§ SOURCE DATA:

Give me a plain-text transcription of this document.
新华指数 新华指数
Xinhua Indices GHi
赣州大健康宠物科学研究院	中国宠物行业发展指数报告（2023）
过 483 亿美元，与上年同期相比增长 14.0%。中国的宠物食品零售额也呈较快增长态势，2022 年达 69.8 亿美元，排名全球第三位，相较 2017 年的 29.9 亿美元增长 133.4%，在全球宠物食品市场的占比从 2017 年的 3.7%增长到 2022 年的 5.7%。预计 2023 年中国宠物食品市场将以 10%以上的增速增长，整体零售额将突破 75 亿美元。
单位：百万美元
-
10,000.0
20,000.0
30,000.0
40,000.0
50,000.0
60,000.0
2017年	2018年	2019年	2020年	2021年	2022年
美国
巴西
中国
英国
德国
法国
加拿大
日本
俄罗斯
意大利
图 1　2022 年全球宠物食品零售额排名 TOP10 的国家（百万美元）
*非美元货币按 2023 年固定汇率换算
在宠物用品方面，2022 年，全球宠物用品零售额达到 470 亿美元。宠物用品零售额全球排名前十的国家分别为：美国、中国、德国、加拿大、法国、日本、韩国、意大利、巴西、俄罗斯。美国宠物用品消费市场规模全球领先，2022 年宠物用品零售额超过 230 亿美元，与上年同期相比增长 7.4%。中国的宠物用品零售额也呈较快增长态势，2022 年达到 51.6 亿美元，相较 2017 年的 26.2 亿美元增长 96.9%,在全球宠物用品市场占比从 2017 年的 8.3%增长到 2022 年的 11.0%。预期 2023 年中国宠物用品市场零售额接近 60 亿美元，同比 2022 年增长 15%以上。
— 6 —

§ DO THIS:
Word for word, write out all of the data above.

§ SOLUTION:
Give me a plain-text transcription of this document.
新华指数 新华指数
Xinhua Indices GHi
赣州大健康宠物科学研究院	中国宠物行业发展指数报告（2023）
过 483 亿美元，与上年同期相比增长 14.0%。中国的宠物食品零售额也呈较快增长态势，2022 年达 69.8 亿美元，排名全球第三位，相较 2017 年的 29.9 亿美元增长 133.4%，在全球宠物食品市场的占比从 2017 年的 3.7%增长到 2022 年的 5.7%。预计 2023 年中国宠物食品市场将以 10%以上的增速增长，整体零售额将突破 75 亿美元。
单位：百万美元
-
10,000.0
20,000.0
30,000.0
40,000.0
50,000.0
60,000.0
2017年	2018年	2019年	2020年	2021年	2022年
美国
巴西
中国
英国
德国
法国
加拿大
日本
俄罗斯
意大利
图 1　2022 年全球宠物食品零售额排名 TOP10 的国家（百万美元）
*非美元货币按 2023 年固定汇率换算
在宠物用品方面，2022 年，全球宠物用品零售额达到 470 亿美元。宠物用品零售额全球排名前十的国家分别为：美国、中国、德国、加拿大、法国、日本、韩国、意大利、巴西、俄罗斯。美国宠物用品消费市场规模全球领先，2022 年宠物用品零售额超过 230 亿美元，与上年同期相比增长 7.4%。中国的宠物用品零售额也呈较快增长态势，2022 年达到 51.6 亿美元，相较 2017 年的 26.2 亿美元增长 96.9%,在全球宠物用品市场占比从 2017 年的 8.3%增长到 2022 年的 11.0%。预期 2023 年中国宠物用品市场零售额接近 60 亿美元，同比 2022 年增长 15%以上。
— 6 —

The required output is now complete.